■ Problem requirements
Print the records verbatim, starting at their first line and ending at the line that contains "volume-bar — [394, 321, 403, 390]", with both of those lines included.

■ Stored data
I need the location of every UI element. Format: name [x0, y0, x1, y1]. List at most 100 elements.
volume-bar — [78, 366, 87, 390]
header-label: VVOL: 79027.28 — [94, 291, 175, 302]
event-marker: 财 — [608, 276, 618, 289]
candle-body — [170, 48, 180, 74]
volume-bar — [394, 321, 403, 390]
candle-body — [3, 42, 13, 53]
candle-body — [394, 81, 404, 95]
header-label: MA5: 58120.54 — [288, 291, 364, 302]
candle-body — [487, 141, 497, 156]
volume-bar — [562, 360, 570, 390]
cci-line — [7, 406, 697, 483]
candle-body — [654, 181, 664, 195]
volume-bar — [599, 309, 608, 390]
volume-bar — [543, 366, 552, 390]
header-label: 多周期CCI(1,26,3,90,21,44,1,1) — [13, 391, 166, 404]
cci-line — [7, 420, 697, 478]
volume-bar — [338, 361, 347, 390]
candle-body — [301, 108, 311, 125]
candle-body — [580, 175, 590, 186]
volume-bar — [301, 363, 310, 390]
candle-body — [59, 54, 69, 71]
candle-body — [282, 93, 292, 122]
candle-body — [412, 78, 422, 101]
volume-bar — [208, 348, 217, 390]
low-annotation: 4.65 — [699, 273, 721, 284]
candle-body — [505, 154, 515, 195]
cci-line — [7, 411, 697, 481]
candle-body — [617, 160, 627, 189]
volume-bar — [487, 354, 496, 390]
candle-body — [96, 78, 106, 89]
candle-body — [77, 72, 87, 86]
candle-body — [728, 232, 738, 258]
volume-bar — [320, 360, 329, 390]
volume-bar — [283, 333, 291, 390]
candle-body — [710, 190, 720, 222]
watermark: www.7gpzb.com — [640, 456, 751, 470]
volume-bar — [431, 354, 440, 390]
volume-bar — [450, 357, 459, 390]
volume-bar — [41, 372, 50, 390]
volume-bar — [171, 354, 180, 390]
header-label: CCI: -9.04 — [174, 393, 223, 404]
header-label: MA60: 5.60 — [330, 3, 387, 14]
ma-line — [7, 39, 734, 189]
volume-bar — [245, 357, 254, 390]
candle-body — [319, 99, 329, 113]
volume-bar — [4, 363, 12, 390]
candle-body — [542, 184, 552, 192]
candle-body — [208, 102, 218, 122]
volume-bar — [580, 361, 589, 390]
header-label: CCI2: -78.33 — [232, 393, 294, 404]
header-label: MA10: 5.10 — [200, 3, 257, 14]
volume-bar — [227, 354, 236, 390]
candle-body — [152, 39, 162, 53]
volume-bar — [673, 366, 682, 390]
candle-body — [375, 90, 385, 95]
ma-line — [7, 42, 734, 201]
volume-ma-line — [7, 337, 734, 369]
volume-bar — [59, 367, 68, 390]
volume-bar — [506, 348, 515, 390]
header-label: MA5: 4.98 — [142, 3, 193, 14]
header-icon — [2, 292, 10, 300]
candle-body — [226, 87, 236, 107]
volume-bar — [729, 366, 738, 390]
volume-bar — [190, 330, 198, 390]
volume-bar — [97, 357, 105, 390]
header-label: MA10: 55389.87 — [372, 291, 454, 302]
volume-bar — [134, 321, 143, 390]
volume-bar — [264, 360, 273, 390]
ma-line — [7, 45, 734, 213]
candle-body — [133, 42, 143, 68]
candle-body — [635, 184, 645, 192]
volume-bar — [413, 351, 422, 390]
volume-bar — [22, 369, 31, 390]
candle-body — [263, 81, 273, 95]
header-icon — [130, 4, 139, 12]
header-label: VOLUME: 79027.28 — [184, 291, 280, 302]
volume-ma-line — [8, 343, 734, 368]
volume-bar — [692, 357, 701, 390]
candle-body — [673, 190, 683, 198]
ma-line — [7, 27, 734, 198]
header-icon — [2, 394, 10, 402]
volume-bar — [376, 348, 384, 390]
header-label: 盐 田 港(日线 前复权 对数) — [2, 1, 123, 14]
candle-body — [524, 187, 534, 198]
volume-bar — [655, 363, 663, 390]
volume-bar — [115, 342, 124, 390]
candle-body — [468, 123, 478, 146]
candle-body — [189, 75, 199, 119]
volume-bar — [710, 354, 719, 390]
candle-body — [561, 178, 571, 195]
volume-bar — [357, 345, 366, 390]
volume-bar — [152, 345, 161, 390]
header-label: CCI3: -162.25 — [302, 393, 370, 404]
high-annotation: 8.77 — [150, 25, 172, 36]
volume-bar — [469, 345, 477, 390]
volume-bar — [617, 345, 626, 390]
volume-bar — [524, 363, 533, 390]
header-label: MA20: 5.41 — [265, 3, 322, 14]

■ The solution
I need the location of every UI element. Format: name [x0, y0, x1, y1]. List at most 100 elements.
volume-bar — [78, 366, 87, 390]
header-label: VVOL: 79027.28 — [94, 291, 175, 302]
event-marker: 财 — [608, 276, 618, 289]
candle-body — [170, 48, 180, 74]
volume-bar — [394, 321, 403, 390]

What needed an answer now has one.